STATED EXERCISE: Sort through the data and copy the lines holding the word "汉语言文学".

::::

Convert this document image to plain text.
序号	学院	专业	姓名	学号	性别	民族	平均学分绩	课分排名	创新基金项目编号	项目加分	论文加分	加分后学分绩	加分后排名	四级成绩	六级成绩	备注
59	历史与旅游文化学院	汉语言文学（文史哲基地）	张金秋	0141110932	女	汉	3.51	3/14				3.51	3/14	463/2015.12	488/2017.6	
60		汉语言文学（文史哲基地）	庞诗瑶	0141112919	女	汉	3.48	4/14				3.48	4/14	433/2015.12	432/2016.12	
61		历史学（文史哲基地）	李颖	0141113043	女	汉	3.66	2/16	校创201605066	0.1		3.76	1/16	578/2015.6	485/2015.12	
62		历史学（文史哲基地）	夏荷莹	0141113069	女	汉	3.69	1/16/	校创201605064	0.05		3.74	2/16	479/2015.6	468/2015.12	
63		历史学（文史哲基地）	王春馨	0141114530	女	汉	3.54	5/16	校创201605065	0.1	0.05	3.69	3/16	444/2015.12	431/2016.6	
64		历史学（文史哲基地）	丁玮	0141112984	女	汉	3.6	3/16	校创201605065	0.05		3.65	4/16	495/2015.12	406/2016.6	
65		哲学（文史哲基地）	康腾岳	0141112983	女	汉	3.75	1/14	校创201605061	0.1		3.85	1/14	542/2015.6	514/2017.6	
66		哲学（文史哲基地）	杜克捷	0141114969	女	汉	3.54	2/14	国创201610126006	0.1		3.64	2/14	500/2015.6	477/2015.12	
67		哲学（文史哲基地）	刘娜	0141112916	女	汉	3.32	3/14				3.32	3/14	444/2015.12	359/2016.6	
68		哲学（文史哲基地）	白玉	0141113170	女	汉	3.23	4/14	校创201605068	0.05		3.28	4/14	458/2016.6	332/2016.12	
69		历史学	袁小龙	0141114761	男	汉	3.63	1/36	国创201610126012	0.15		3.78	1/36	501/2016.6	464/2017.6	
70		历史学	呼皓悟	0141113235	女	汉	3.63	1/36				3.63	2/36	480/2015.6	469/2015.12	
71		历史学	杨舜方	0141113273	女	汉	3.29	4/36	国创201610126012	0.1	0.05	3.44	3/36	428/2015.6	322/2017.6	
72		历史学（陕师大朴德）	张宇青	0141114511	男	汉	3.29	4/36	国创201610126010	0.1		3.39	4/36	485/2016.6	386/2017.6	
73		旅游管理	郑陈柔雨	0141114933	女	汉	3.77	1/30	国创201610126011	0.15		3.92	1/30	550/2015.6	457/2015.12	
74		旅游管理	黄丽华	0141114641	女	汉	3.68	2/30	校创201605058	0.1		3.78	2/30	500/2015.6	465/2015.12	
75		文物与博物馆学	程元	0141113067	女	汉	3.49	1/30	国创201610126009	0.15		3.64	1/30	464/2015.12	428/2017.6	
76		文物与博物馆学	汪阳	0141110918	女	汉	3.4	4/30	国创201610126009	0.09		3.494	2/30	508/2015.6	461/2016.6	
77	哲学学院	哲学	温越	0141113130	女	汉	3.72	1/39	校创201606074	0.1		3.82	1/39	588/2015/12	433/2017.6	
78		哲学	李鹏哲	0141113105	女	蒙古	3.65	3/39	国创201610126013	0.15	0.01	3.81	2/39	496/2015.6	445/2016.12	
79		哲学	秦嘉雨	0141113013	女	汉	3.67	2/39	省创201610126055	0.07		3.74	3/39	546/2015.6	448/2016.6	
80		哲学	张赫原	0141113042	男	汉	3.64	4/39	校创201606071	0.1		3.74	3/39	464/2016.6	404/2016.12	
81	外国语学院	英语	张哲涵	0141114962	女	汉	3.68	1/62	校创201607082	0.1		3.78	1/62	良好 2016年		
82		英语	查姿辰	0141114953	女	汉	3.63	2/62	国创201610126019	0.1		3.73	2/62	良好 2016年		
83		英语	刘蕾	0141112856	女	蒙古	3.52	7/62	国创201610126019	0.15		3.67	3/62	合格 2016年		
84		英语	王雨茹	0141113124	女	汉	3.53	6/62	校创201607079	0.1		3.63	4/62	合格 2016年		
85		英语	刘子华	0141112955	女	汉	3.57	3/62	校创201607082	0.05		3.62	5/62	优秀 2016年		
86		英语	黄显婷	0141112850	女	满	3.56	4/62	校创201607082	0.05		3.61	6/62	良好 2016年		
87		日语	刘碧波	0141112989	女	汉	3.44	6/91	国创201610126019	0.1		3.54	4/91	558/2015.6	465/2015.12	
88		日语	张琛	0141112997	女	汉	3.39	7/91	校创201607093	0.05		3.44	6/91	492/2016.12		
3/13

::::

ANSWER BELOW:
59	历史与旅游文化学院	汉语言文学（文史哲基地）	张金秋	0141110932	女	汉	3.51	3/14				3.51	3/14	463/2015.12	488/2017.6	
60		汉语言文学（文史哲基地）	庞诗瑶	0141112919	女	汉	3.48	4/14				3.48	4/14	433/2015.12	432/2016.12	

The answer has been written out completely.